Households would gain some benefit from the rising fortunes of mining companies through two mechanisms, Mr Bloxham said.

State governments, particularly in the mining-rich states of WA and Queensland, will see a lift in state royalties, which will, in part, flow through to government spending and public sector wages. And the higher profits of mining companies themselves will provide a private-sector boost, flowing through to wages and spending.

"The key point here is we've had this long period where the resources sector has been a headwind to growth," Mr Bloxham said. "That's been most vivid in WA and Queensland."

"That headwind has turned into a tailwind. It should start to support conditions in those two states that have been under a fair bit of pressure recently.

"NSW and Victoria have already seen quite healthy conditions – their growth has been quite solid. We're arguing for some stability in WA and Queensland."

The possibility of households benefiting from the commodity boom has been discounted by Citi economists Josh Williamson and Paul Brennan.

§ **Stated task 1**
Turn the lines of the entries below into a numbered list, starting at the first line of the entries and ending with the line containing "- candle-body-down: [652, 221, 660, 226]". Leave out any blank lines.

§ **Material provided**

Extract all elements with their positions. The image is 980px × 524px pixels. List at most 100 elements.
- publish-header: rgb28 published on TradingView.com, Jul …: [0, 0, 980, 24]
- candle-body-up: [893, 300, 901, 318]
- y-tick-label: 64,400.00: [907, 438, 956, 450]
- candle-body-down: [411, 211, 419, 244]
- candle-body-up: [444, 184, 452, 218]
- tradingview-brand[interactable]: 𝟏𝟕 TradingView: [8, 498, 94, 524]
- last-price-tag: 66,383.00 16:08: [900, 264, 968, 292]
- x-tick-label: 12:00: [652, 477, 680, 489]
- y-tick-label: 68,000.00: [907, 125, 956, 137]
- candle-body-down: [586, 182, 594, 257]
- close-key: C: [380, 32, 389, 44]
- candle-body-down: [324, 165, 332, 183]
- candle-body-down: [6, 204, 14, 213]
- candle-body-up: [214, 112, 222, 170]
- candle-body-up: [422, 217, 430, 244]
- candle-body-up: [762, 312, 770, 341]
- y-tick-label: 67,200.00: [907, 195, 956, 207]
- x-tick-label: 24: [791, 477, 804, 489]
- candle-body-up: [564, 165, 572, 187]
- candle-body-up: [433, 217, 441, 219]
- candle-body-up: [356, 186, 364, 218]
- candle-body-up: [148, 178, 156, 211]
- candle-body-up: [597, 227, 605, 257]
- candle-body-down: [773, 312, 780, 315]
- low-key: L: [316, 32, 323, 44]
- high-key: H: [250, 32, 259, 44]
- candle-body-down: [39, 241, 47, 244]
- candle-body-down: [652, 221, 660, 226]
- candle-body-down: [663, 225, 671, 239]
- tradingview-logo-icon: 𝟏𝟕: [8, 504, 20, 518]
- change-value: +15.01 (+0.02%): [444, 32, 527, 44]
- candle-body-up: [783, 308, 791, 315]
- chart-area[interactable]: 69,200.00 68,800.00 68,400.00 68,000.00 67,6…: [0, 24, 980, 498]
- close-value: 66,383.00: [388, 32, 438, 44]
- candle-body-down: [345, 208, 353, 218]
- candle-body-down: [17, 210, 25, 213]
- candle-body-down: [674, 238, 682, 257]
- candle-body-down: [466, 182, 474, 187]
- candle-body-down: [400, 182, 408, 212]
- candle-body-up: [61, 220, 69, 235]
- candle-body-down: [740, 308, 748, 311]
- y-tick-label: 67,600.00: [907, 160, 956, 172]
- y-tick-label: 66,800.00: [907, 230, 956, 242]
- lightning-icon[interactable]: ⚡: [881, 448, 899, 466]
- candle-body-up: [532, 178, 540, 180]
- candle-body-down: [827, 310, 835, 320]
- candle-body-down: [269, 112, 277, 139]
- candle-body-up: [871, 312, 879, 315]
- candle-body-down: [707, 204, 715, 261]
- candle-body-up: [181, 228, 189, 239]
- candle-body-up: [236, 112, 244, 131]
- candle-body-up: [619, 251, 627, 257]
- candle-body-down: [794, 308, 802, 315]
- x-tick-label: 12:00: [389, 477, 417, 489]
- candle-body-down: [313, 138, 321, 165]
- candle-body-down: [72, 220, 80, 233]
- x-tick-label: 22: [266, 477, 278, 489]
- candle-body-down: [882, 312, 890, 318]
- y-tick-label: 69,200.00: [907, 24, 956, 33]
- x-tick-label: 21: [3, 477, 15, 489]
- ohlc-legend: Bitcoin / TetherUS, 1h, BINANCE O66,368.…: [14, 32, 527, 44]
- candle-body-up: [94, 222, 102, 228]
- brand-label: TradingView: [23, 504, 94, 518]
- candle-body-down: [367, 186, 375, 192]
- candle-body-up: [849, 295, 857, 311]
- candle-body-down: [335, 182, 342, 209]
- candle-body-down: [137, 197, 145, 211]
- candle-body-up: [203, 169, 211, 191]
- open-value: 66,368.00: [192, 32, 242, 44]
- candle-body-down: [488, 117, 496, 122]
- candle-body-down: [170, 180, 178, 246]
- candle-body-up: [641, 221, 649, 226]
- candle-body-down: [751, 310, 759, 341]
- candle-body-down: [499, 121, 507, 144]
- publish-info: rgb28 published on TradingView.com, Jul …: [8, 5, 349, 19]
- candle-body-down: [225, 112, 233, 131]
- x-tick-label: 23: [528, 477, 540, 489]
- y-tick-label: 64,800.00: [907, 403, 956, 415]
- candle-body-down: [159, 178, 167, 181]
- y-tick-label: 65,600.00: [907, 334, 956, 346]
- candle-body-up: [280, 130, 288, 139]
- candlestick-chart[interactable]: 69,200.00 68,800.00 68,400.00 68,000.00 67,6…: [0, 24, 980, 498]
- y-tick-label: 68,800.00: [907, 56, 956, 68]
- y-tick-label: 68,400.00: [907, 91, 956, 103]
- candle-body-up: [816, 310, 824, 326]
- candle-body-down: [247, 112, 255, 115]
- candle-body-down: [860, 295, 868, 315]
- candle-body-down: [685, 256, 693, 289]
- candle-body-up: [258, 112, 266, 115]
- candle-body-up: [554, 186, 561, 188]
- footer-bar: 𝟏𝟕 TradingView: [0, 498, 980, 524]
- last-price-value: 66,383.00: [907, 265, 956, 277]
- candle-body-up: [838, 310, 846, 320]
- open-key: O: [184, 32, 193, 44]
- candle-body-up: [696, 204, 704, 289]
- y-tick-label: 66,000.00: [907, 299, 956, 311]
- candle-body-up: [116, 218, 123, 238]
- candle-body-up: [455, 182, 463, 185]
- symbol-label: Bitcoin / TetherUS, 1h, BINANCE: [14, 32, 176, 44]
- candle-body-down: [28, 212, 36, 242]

§ **Stated task 2**
In the passage on the mining boom, which economists discounted the possibility of households benefiting from the commodity boom?

§ **Full solution 1**
1. Extract all elements with their positions. The image is 980px × 524px pixels. List at most 100 elements.
2. - publish-header: rgb28 published on TradingView.com, Jul …: [0, 0, 980, 24]
3. - candle-body-up: [893, 300, 901, 318]
4. - y-tick-label: 64,400.00: [907, 438, 956, 450]
5. - candle-body-down: [411, 211, 419, 244]
6. - candle-body-up: [444, 184, 452, 218]
7. - tradingview-brand[interactable]: 𝟏𝟕 TradingView: [8, 498, 94, 524]
8. - last-price-tag: 66,383.00 16:08: [900, 264, 968, 292]
9. - x-tick-label: 12:00: [652, 477, 680, 489]
10. - y-tick-label: 68,000.00: [907, 125, 956, 137]
11. - candle-body-down: [586, 182, 594, 257]
12. - close-key: C: [380, 32, 389, 44]
13. - candle-body-down: [324, 165, 332, 183]
14. - candle-body-down: [6, 204, 14, 213]
15. - candle-body-up: [214, 112, 222, 170]
16. - candle-body-up: [422, 217, 430, 244]
17. - candle-body-up: [762, 312, 770, 341]
18. - y-tick-label: 67,200.00: [907, 195, 956, 207]
19. - x-tick-label: 24: [791, 477, 804, 489]
20. - candle-body-up: [564, 165, 572, 187]
21. - candle-body-up: [433, 217, 441, 219]
22. - candle-body-up: [356, 186, 364, 218]
23. - candle-body-up: [148, 178, 156, 211]
24. - candle-body-up: [597, 227, 605, 257]
25. - candle-body-down: [773, 312, 780, 315]
26. - low-key: L: [316, 32, 323, 44]
27. - high-key: H: [250, 32, 259, 44]
28. - candle-body-down: [39, 241, 47, 244]
29. - candle-body-down: [652, 221, 660, 226]

§ **Full solution 2**
Citi economists Josh Williamson and Paul Brennan